*Set exercise*:
Below are entries. Pull out all lines containing "предусматривается".

*Extracted data entries*:

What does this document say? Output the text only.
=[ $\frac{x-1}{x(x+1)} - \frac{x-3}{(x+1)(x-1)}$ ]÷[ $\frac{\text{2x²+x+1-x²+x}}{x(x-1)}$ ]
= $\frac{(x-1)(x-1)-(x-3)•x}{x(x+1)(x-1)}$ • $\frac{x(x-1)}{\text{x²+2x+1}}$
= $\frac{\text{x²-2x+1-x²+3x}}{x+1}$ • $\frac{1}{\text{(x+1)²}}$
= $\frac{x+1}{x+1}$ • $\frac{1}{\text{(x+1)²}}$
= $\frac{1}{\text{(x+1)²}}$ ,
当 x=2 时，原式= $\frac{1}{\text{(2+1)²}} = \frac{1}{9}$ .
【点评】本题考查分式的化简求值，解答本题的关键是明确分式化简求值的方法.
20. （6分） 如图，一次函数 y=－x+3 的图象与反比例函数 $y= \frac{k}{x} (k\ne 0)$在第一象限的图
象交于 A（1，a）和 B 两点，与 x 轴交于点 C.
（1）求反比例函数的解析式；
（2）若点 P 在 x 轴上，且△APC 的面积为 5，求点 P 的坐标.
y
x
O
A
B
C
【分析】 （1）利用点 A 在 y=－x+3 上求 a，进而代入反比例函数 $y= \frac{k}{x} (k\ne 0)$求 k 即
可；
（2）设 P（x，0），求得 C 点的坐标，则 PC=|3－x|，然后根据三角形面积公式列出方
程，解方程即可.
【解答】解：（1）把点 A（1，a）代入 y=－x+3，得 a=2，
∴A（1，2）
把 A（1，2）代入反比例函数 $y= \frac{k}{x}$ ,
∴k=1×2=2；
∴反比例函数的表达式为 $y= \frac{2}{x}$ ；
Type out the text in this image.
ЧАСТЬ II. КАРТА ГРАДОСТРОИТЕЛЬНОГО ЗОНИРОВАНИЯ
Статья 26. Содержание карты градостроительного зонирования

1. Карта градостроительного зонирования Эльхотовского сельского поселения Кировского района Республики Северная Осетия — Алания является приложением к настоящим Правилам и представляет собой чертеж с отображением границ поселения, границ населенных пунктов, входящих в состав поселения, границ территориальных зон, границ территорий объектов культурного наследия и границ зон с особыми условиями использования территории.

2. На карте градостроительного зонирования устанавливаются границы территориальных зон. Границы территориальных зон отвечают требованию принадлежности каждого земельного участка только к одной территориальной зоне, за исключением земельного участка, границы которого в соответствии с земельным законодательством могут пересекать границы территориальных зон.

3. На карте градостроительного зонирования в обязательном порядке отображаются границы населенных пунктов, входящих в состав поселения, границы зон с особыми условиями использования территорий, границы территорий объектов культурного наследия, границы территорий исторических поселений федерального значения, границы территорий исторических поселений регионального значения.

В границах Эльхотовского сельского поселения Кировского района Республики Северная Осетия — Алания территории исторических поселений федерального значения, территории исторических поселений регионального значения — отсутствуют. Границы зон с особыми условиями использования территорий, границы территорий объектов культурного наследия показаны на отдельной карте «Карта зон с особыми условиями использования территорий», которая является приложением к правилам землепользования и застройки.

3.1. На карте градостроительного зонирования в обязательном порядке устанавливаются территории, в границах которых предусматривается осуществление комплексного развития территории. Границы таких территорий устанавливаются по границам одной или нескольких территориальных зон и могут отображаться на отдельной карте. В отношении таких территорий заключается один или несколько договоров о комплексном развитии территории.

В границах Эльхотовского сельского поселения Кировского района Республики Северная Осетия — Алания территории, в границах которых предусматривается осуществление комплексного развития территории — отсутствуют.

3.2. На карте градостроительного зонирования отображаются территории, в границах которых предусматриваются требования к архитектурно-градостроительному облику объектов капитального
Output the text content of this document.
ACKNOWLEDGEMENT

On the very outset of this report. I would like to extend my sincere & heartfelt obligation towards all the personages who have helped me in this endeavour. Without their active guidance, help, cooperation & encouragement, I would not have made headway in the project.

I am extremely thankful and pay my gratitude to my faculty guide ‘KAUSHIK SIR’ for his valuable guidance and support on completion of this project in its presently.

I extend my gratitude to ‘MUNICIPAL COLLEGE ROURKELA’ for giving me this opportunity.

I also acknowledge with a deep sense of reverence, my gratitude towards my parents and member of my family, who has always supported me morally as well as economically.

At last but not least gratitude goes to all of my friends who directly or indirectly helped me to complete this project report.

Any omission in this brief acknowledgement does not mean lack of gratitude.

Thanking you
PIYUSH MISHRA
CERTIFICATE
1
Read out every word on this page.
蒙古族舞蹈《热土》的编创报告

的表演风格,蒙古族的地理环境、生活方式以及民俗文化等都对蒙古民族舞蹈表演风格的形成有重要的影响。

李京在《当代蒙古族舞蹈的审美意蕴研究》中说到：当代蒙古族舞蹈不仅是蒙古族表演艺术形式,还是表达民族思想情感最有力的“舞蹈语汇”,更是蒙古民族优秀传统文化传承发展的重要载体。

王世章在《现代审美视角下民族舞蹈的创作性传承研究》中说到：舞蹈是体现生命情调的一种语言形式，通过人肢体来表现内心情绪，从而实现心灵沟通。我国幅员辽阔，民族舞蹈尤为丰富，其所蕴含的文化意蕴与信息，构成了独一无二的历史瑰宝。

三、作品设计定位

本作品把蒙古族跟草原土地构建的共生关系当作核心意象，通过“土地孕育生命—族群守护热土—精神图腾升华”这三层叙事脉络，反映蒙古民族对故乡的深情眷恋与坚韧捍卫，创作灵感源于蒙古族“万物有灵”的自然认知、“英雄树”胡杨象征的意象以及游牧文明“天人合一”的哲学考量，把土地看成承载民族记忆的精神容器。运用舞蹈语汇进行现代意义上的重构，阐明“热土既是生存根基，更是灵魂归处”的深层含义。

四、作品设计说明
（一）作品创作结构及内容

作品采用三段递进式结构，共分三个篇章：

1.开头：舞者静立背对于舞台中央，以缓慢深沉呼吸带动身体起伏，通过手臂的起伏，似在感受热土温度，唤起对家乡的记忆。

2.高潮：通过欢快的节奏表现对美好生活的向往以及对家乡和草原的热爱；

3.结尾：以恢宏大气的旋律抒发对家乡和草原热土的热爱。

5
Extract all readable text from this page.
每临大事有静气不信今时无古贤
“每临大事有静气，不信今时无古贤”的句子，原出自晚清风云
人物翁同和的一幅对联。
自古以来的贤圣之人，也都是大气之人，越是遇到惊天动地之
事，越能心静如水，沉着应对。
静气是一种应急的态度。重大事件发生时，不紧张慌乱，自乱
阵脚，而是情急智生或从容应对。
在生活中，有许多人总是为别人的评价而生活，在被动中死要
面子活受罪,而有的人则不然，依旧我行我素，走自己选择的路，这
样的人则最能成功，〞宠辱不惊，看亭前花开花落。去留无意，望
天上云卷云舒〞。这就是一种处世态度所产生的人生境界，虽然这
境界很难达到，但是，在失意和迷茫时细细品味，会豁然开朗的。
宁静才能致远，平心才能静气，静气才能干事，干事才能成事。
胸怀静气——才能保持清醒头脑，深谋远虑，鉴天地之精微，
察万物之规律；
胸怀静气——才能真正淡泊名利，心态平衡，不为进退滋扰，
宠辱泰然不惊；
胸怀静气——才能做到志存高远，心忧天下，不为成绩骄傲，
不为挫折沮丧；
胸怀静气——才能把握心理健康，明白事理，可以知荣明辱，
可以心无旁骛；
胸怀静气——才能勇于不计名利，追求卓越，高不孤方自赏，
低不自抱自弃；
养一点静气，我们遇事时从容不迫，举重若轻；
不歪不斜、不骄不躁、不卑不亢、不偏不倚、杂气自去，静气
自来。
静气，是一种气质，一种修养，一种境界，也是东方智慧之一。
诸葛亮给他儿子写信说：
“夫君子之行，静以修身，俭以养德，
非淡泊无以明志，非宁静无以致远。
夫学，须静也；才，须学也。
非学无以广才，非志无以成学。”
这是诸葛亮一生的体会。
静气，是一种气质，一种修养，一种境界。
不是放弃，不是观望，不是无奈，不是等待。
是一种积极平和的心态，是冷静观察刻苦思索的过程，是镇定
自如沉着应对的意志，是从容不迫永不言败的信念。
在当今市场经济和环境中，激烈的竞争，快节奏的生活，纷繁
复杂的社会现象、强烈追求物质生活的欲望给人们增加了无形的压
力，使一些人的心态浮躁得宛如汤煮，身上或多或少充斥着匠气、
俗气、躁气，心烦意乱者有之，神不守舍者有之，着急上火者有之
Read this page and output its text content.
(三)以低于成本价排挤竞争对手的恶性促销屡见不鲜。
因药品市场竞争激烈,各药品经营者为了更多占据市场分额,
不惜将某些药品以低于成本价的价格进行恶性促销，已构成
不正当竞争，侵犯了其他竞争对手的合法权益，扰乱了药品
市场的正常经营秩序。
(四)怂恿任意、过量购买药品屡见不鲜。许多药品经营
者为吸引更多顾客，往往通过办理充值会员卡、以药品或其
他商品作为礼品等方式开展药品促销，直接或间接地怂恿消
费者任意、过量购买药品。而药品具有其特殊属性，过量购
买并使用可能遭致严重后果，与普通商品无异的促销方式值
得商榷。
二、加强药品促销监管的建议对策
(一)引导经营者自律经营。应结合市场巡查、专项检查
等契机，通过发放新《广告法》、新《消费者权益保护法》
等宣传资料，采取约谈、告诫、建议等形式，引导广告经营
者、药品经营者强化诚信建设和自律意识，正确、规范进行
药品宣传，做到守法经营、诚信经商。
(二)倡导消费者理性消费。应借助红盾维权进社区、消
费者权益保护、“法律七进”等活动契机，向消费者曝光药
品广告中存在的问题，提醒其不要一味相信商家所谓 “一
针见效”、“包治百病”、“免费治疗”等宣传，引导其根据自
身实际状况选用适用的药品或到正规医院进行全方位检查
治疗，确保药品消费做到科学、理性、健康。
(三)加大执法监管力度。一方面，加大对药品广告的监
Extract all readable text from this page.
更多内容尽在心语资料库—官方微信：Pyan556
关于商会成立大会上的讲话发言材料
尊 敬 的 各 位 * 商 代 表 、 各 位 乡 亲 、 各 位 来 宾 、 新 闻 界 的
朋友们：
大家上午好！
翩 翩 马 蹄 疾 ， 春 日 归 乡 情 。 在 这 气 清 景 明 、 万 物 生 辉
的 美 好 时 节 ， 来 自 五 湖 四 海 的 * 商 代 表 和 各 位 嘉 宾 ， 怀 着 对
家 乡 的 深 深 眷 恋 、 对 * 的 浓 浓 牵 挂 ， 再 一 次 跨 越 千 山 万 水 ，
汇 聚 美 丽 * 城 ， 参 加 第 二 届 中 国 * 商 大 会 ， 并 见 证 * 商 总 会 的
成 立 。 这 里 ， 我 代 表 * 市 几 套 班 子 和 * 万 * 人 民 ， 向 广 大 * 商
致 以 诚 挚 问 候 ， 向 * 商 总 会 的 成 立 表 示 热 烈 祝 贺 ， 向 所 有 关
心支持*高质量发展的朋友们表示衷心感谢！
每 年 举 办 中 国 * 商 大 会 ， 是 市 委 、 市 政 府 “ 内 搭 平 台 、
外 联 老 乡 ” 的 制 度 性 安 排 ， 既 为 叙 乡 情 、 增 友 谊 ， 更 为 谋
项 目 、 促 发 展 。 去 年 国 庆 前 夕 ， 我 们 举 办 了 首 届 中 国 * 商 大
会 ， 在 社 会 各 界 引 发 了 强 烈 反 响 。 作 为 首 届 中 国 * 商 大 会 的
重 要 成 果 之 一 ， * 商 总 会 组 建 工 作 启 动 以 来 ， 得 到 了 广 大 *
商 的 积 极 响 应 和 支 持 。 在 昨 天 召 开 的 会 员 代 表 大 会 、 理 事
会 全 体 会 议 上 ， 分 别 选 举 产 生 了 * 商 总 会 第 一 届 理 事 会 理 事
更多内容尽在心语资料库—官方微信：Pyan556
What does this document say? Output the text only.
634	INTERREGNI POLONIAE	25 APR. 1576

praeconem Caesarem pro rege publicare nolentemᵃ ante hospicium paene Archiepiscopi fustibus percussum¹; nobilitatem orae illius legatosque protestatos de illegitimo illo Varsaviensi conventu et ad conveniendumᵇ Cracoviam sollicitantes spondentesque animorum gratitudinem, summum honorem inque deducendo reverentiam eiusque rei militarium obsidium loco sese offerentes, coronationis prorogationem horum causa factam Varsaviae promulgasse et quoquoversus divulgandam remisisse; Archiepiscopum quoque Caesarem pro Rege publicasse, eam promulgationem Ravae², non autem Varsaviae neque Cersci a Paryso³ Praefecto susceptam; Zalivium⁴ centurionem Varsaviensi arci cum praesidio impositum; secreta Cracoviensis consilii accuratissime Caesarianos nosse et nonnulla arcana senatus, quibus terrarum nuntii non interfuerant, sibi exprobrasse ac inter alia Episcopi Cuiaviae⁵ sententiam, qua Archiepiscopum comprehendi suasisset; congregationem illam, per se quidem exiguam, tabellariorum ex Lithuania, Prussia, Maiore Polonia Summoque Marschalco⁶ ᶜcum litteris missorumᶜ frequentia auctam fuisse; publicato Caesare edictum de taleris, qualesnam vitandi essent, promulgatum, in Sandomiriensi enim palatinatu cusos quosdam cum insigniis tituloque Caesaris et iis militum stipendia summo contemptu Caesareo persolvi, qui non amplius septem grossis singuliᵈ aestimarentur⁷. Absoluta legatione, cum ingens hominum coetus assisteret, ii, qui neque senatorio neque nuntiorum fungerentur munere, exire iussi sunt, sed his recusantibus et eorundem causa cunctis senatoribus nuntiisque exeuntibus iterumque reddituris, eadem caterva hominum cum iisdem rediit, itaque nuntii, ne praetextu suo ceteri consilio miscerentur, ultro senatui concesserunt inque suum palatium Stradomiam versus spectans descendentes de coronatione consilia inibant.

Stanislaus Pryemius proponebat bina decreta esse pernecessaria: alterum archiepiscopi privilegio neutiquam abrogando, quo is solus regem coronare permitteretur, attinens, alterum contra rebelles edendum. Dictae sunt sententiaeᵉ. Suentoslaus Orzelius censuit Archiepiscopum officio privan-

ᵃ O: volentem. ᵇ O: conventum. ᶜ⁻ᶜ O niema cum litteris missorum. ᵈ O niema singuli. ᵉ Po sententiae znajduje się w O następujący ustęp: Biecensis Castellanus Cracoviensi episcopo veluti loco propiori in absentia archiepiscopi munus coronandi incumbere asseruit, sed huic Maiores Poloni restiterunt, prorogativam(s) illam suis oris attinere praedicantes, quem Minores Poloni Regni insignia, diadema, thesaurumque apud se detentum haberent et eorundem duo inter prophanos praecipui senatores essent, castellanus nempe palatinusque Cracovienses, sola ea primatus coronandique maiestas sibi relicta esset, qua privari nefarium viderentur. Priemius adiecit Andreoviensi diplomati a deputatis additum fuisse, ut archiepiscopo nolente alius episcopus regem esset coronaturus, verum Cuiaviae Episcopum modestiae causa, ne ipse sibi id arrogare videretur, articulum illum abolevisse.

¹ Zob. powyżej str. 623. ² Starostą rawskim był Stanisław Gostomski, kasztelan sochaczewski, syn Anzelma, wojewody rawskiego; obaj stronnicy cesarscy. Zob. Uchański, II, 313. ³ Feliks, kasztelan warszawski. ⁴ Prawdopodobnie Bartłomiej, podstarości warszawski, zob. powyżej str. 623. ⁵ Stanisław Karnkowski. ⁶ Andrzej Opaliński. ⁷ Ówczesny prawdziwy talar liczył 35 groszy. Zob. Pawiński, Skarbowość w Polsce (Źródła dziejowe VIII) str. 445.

*Written response*:
3.1. На карте градостроительного зонирования в обязательном порядке устанавливаются территории, в границах которых предусматривается осуществление комплексного развития территории. Границы таких территорий устанавливаются по границам одной или нескольких территориальных зон и могут отображаться на отдельной карте. В отношении таких территорий заключается один или несколько договоров о комплексном развитии территории.
В границах Эльхотовского сельского поселения Кировского района Республики Северная Осетия — Алания территории, в границах которых предусматривается осуществление комплексного развития территории — отсутствуют.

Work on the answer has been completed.